WHAT THE TASK REQUIRES -> Can you write out all of the material below, word for word?

DATASET ->
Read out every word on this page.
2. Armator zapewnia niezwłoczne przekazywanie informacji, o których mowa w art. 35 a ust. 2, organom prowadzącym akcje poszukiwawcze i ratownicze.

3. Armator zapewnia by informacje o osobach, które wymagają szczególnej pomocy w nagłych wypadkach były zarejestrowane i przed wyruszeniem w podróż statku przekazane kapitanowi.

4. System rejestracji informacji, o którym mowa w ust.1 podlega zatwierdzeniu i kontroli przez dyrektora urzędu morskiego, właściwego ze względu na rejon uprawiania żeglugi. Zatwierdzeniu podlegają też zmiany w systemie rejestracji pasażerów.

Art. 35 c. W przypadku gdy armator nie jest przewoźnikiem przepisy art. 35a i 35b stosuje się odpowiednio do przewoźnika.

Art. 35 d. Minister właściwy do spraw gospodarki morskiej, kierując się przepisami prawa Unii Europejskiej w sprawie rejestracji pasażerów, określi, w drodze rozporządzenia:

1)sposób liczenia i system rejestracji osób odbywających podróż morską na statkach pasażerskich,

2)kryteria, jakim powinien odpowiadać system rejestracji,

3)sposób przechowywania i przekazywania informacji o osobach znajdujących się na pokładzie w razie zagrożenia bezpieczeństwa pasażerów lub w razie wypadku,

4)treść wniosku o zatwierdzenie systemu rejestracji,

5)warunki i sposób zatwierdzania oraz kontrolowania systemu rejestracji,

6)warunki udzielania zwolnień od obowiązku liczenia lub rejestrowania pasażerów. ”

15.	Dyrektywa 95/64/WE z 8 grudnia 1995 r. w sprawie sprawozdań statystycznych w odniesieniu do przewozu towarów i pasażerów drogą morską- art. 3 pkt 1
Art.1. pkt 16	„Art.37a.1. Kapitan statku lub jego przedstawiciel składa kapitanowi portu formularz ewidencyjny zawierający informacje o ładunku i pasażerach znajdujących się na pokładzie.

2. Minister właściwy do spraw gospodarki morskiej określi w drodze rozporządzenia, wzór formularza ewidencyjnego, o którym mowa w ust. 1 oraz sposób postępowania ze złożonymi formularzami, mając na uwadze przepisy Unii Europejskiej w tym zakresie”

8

ANSWER TO THE EXERCISE ->
Read out every word on this page.
2. Armator zapewnia niezwłoczne przekazywanie informacji, o których mowa w art. 35 a ust. 2, organom prowadzącym akcje poszukiwawcze i ratownicze.

3. Armator zapewnia by informacje o osobach, które wymagają szczególnej pomocy w nagłych wypadkach były zarejestrowane i przed wyruszeniem w podróż statku przekazane kapitanowi.

4. System rejestracji informacji, o którym mowa w ust.1 podlega zatwierdzeniu i kontroli przez dyrektora urzędu morskiego, właściwego ze względu na rejon uprawiania żeglugi. Zatwierdzeniu podlegają też zmiany w systemie rejestracji pasażerów.

Art. 35 c. W przypadku gdy armator nie jest przewoźnikiem przepisy art. 35a i 35b stosuje się odpowiednio do przewoźnika.

Art. 35 d. Minister właściwy do spraw gospodarki morskiej, kierując się przepisami prawa Unii Europejskiej w sprawie rejestracji pasażerów, określi, w drodze rozporządzenia:

1)sposób liczenia i system rejestracji osób odbywających podróż morską na statkach pasażerskich,

2)kryteria, jakim powinien odpowiadać system rejestracji,

3)sposób przechowywania i przekazywania informacji o osobach znajdujących się na pokładzie w razie zagrożenia bezpieczeństwa pasażerów lub w razie wypadku,

4)treść wniosku o zatwierdzenie systemu rejestracji,

5)warunki i sposób zatwierdzania oraz kontrolowania systemu rejestracji,

6)warunki udzielania zwolnień od obowiązku liczenia lub rejestrowania pasażerów. ”

15.	Dyrektywa 95/64/WE z 8 grudnia 1995 r. w sprawie sprawozdań statystycznych w odniesieniu do przewozu towarów i pasażerów drogą morską- art. 3 pkt 1
Art.1. pkt 16	„Art.37a.1. Kapitan statku lub jego przedstawiciel składa kapitanowi portu formularz ewidencyjny zawierający informacje o ładunku i pasażerach znajdujących się na pokładzie.

2. Minister właściwy do spraw gospodarki morskiej określi w drodze rozporządzenia, wzór formularza ewidencyjnego, o którym mowa w ust. 1 oraz sposób postępowania ze złożonymi formularzami, mając na uwadze przepisy Unii Europejskiej w tym zakresie”

8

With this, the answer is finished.